§ **Provided entries**:
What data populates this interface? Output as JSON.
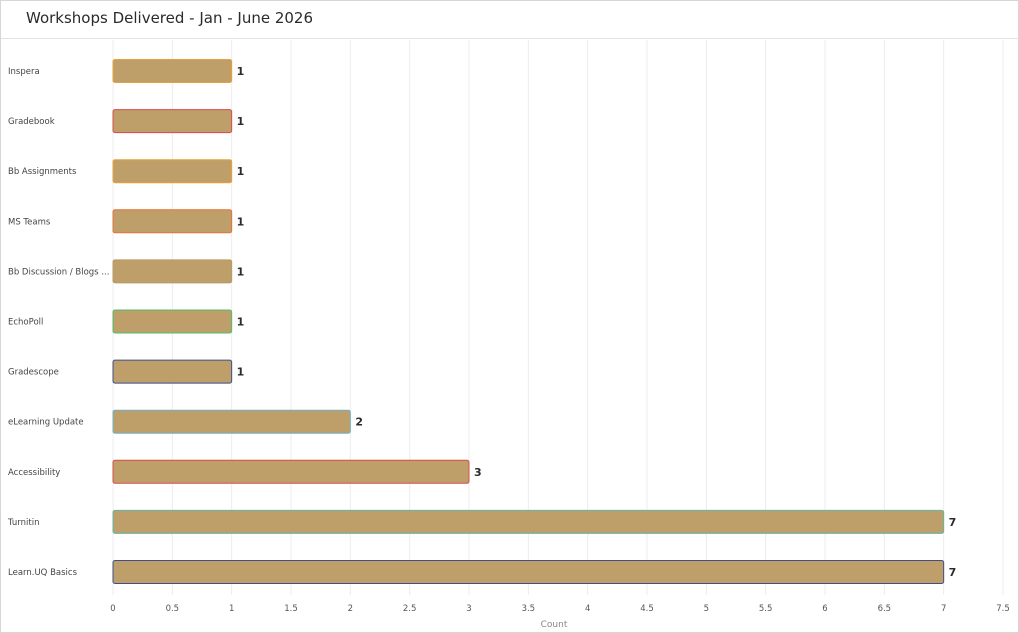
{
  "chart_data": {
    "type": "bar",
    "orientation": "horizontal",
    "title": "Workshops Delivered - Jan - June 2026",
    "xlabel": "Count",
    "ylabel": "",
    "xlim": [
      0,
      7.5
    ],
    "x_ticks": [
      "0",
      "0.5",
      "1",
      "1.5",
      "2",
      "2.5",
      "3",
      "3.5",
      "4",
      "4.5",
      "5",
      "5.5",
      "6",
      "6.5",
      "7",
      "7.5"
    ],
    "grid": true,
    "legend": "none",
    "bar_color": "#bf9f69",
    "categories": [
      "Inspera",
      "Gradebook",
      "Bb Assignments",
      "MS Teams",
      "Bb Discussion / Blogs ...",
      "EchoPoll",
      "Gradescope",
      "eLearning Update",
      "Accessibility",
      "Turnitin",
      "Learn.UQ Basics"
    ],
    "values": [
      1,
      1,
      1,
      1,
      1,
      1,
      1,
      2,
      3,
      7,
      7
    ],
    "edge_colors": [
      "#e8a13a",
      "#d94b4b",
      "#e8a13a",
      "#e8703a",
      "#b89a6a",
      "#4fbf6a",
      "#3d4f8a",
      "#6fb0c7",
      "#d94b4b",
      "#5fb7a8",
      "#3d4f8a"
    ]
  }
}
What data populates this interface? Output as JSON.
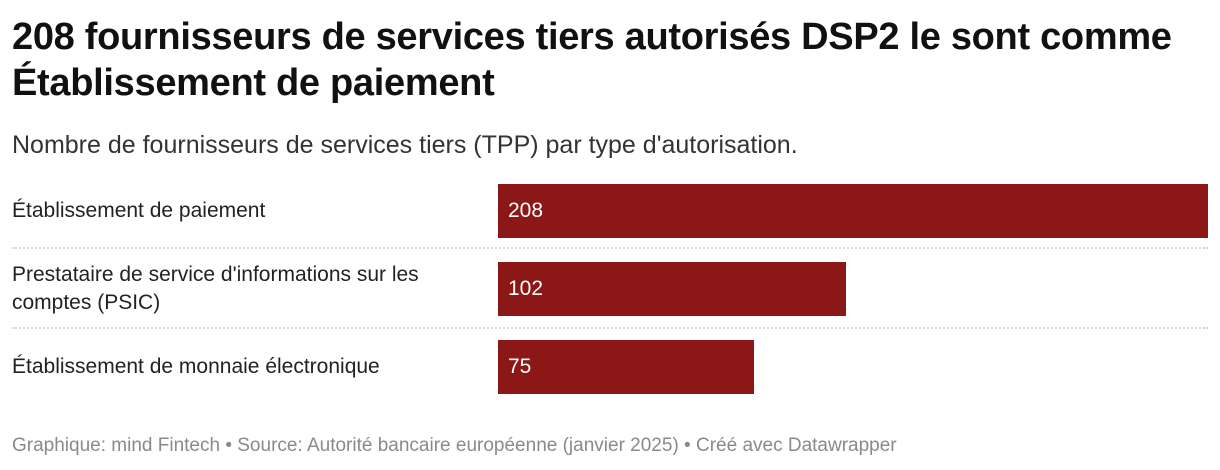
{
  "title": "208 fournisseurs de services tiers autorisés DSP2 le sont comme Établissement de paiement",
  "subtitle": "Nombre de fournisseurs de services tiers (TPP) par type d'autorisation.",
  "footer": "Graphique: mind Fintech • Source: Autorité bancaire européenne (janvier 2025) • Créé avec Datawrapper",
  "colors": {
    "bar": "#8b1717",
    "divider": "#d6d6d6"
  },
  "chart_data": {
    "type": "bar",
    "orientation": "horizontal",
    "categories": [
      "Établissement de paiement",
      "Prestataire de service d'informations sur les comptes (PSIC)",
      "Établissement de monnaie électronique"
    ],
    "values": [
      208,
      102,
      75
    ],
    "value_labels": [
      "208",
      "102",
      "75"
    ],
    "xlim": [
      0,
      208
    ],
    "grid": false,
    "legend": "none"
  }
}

§ **Exercise brief**:
Extract every line above containing the word "paiement".

§ **Full output**:
  "title": "208 fournisseurs de services tiers autorisés DSP2 le sont comme Établissement de paiement",
      "Établissement de paiement",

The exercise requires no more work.